_Reading text_.
Nicolas Payen (also Nicolas Colin) (c. 1512, in Soignies – after April 24, 1559) was a Franco-Flemish composer and choirmaster of the Renaissance, associated with the Grande Chapelle, the Habsburg imperial chapel, at the end of the reign of Charles V, Holy Roman Emperor.

==Life==
Payen was born in Soignies, and received his earliest musical training in that town, in the church of St. Vincent. When he was about 13 years old he went to Spain to sing in the choir of Charles V; children were commonly recruited in the Low Countries for service in the imperial chapel. In the 1530s he may have attended university, but this portion of his life is poorly documented. In the 1540s he rose in the chapel hierarchy, becoming successively a clerk and a chaplain, and in 1556 he took over the post of maestro di capilla, the director of music, from Cornelius Canis who had retired the previous year simultaneously with the abdication of Charles V. Thus Payen became the first maestro di capilla for Habsburg monarch Philip II of Spain.

Payen acquired honors including prebends. In 1558 he became canon at the church in Tournai. He died in Madrid the next year or shortly after.

==Music and influence==
Payen's music is both sacred and secular, and all surviving music is vocal, although some of his chansons were later arranged for lute. Thirteen motets and five chansons have survived with attribution to him. The motets include some written for state occasions, such as Carole cur defles, for the death of Queen Isabella, in 1545. One, In Gott gelaub ich das er hat, is in German. All are for four or five voices. His chansons are all for four voices, and all are in French.

_Stored data_.

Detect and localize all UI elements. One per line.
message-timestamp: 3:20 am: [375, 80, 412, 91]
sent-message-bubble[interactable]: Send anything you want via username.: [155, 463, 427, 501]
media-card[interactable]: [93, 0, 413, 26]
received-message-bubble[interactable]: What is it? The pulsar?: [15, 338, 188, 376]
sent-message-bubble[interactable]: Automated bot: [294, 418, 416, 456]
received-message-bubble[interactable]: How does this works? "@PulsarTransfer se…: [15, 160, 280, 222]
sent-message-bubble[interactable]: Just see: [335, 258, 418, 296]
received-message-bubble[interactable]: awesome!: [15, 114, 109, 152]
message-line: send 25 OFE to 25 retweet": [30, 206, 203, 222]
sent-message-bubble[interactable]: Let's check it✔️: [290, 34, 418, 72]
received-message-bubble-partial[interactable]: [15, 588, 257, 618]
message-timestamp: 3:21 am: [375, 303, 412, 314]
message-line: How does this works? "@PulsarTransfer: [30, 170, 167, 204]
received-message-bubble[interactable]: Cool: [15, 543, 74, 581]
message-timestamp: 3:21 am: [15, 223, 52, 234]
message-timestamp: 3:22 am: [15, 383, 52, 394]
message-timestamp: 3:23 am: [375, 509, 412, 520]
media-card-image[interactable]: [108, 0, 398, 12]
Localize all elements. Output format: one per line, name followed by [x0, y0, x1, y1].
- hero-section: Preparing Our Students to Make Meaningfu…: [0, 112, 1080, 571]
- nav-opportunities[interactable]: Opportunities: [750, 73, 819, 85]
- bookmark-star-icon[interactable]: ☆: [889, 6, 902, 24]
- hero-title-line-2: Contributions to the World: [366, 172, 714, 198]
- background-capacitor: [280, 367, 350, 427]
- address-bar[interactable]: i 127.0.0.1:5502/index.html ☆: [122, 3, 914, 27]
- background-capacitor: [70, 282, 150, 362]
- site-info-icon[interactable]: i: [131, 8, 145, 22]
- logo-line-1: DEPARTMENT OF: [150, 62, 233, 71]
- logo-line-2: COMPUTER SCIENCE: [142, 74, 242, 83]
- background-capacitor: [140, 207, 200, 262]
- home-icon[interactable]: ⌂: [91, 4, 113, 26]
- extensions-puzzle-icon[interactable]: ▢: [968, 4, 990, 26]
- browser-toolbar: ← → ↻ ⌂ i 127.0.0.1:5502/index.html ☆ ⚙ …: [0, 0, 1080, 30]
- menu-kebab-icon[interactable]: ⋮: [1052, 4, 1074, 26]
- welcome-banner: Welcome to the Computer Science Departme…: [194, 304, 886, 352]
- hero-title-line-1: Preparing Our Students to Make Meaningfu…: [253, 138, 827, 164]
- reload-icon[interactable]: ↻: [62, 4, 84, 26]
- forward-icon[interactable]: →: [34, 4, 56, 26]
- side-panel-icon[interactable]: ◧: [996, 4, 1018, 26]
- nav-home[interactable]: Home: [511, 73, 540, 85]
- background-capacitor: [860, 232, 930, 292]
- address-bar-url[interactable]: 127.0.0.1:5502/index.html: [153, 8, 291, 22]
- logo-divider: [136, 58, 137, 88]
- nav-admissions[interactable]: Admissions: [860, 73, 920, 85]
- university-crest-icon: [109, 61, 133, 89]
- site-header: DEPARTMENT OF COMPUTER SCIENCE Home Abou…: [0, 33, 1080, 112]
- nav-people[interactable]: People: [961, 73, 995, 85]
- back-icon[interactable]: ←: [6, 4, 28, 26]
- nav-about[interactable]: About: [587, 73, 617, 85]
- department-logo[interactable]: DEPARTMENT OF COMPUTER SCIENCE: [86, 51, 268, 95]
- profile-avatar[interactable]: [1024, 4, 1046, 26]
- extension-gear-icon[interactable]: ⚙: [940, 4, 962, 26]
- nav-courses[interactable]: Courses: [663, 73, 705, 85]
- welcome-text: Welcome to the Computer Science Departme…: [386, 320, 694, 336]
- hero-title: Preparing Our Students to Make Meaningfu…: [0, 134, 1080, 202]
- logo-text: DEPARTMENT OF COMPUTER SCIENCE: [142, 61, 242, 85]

_Task to carry out_. Continue the article on the composer Nicolas Payen from its final sentence.

_Expected answer_.
His name appears in association with the controversial term musica reservata, a style of composition and performance beginning around the mid-16th century, which most likely involved intensely expressive setting of text, chromatic part-writing, and small audiences of connoisseurs. The Bavarian ambassador to the court of Charles V wrote a letter to his employer, Albrecht V, Duke of Bavaria, expressing what would happen when Payen would become maestro di capilla of the Flemish Chapel (capilla flamenca) for the Habsburg king: "musica reservata will become even more fashionable now than before, [after Nicolas Payen succeeds Cornelius Canis for the position], since Canis was not able to reconcile himself to it." Thus Payen was a composer in a progressive style to Canis's more conservative bent.

For further informations Laura Pollie Mc Dowell, "Nicolas Payen - Motets and chansons", A-R Edition, Middleton, 2006 ISBN 978-0-89579-593-9

=== Motets ===
- Virgo prudentissima
- Coenantibus illis
- Carole cur defles Isabellam
- Nunc dimittis
- Resurrectio Christi/Surrexit
- Qui dabit capiti
- Convertimini ad me
- Domine, deus salutis
- Confitemur delicta
- Nisi quia Dominus erat in nobis
- Benedictus Dominus Deus Israel
- Eripe me de inimicis meis Domine

=== Songs ===
- Fringotes jeusnes fillettes
- Hau de par Dieu
- Il y a de lognon
- Je ne me puis tenir
- Avecque vous mon amour finira
- Vien tost despiteux desconfort

=== Choir ===
- In Gott gelaub ich das er hat

==Recordings==
- 3 motets and 6 chansons by Payen on Tota Vita – Music for Charles V. Egidius Kwartet. KTC1239. 2000.